*Source data*
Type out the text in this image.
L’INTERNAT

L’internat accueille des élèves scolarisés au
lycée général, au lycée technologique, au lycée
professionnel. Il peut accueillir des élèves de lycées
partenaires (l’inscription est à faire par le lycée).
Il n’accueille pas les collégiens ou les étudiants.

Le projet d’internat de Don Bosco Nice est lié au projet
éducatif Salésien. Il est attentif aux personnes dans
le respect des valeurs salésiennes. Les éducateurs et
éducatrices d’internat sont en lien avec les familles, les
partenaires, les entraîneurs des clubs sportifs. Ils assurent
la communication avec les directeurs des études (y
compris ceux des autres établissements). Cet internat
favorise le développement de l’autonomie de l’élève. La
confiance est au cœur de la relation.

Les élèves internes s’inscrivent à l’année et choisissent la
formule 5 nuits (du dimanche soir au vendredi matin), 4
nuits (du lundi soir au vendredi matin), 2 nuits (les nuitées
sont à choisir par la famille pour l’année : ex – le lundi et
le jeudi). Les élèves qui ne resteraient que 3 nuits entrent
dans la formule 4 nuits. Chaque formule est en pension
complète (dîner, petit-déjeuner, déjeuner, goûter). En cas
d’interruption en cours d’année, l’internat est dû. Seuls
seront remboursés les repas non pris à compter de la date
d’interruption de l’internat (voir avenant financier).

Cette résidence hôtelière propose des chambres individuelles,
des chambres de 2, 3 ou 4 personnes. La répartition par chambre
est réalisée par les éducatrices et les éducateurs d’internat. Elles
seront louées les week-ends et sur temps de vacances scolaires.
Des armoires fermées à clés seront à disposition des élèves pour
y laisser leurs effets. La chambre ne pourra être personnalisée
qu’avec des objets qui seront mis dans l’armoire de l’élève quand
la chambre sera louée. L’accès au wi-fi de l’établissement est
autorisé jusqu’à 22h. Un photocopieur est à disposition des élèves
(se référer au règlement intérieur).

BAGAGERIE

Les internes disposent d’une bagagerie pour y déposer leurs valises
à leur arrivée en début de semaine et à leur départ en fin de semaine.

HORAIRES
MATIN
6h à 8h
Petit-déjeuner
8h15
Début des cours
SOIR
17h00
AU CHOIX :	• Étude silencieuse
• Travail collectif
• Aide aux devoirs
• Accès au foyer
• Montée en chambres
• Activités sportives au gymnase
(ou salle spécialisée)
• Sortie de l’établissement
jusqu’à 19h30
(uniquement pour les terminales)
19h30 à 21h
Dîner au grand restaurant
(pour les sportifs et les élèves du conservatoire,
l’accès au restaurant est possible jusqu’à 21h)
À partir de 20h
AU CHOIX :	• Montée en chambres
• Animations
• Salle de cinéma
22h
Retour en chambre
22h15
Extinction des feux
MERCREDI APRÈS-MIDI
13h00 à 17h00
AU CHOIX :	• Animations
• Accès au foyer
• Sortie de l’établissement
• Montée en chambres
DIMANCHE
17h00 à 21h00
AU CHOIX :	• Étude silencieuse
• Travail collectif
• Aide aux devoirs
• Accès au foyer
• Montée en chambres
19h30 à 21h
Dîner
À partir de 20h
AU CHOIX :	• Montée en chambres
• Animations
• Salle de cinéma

*What the exercise asks*
List each line holding the string "personnes".

*Answer below*
éducatif Salésien. Il est attentif aux personnes dans
des chambres de 2, 3 ou 4 personnes. La répartition par chambre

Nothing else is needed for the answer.